§ WHAT IS REQUIRED: This exercise calls for every line of the listing below that contains the word "deaths".

------ PROVIDED RECORDS

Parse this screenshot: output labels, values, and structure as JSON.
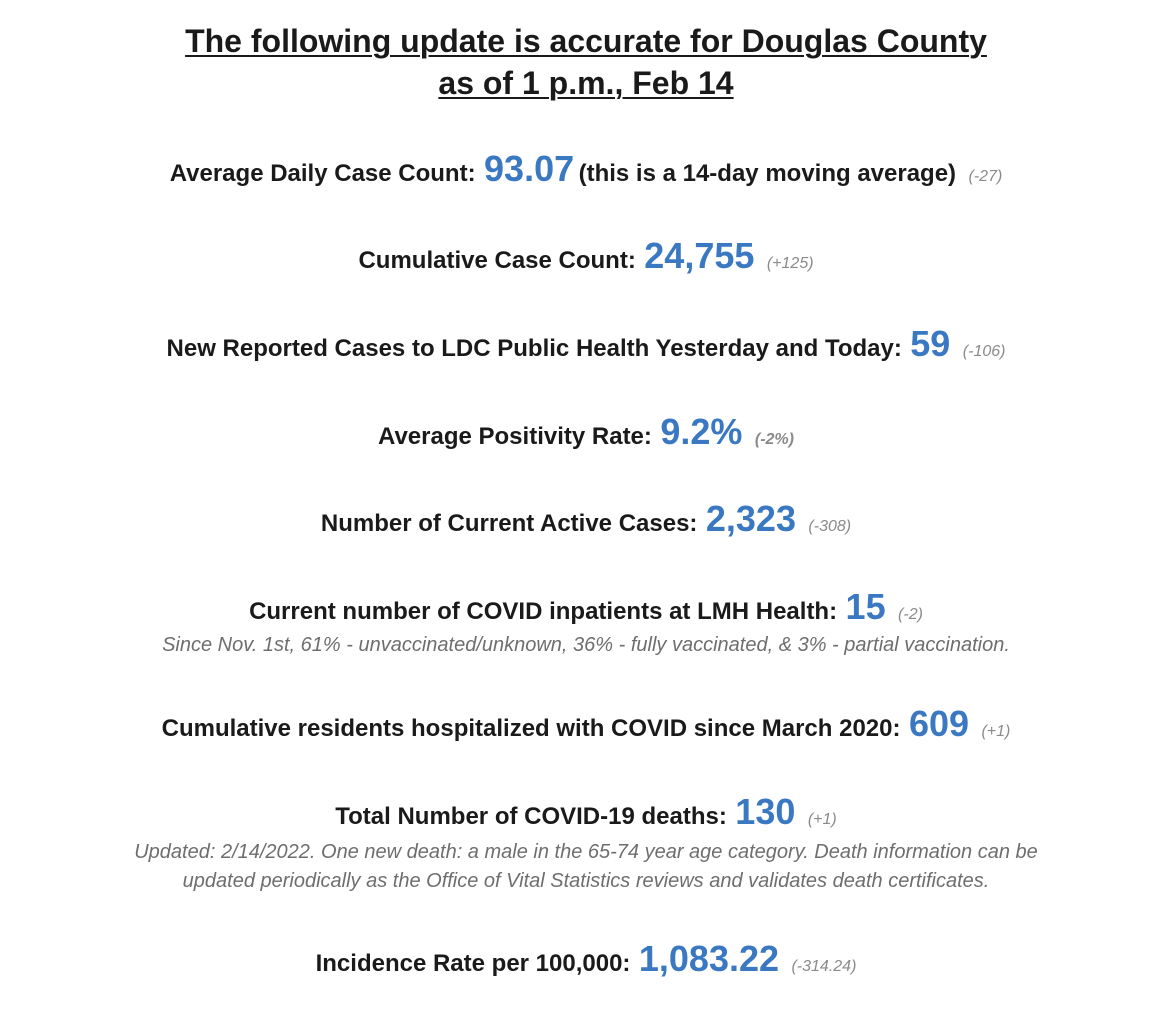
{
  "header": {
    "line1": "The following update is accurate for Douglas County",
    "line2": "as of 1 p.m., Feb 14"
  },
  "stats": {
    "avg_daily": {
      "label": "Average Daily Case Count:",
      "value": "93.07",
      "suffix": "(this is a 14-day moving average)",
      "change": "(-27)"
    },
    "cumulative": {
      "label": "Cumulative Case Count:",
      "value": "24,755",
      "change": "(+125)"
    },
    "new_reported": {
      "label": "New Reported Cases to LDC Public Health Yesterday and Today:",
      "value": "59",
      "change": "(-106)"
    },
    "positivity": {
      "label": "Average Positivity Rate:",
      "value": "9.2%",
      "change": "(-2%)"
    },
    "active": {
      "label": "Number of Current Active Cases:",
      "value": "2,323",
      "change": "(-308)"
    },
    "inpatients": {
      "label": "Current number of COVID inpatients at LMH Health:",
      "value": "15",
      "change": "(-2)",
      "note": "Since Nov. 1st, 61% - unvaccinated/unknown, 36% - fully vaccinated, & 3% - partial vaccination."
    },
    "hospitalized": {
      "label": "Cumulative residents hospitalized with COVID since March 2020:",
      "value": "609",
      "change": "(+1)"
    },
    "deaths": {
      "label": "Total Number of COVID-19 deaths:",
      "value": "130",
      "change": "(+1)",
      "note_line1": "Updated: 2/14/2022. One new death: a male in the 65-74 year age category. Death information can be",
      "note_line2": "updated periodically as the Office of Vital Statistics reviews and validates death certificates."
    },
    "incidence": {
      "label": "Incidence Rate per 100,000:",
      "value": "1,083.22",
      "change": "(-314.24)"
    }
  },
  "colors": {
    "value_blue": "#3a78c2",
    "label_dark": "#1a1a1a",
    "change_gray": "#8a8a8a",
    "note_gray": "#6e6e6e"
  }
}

------------
------ PROVIDED RECORDS

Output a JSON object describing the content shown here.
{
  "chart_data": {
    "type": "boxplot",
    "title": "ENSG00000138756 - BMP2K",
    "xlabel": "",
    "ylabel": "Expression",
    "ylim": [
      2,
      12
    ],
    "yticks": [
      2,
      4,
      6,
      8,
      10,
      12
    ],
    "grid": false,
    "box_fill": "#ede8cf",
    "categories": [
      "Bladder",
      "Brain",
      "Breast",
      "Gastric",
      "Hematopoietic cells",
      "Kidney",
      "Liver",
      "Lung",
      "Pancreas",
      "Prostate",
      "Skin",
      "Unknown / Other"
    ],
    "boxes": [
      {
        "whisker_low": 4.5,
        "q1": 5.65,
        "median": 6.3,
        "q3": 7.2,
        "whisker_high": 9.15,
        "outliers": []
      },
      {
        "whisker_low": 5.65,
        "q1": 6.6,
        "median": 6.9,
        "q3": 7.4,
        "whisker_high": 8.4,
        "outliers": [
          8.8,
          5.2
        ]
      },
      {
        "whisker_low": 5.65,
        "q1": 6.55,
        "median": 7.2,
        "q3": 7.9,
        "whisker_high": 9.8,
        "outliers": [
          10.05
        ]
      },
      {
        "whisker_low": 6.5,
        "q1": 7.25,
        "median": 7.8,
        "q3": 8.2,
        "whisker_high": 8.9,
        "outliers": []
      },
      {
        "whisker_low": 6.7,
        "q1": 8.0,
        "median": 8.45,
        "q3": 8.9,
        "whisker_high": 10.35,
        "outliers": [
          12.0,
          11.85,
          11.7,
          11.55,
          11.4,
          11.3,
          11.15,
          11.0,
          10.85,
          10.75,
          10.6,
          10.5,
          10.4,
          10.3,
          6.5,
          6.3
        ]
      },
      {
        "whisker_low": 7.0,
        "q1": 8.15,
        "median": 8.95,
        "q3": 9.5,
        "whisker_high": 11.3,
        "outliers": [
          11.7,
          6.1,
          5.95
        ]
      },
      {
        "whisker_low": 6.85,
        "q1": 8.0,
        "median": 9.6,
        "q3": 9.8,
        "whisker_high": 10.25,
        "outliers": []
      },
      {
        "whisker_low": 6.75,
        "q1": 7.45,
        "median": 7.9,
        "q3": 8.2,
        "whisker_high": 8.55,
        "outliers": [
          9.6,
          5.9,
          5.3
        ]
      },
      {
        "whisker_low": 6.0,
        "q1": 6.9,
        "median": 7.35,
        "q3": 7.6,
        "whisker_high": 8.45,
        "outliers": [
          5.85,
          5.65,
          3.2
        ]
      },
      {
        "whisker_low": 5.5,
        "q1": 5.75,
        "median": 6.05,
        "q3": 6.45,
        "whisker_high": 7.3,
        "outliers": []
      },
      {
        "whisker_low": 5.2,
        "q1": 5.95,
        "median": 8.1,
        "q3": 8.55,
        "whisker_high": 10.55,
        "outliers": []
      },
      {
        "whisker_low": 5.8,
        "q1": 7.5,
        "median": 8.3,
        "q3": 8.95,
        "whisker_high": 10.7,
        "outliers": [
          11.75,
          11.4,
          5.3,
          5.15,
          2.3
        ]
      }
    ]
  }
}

------------

§ ANSWER FOR THE TASK:
    "deaths": {
      "label": "Total Number of COVID-19 deaths:",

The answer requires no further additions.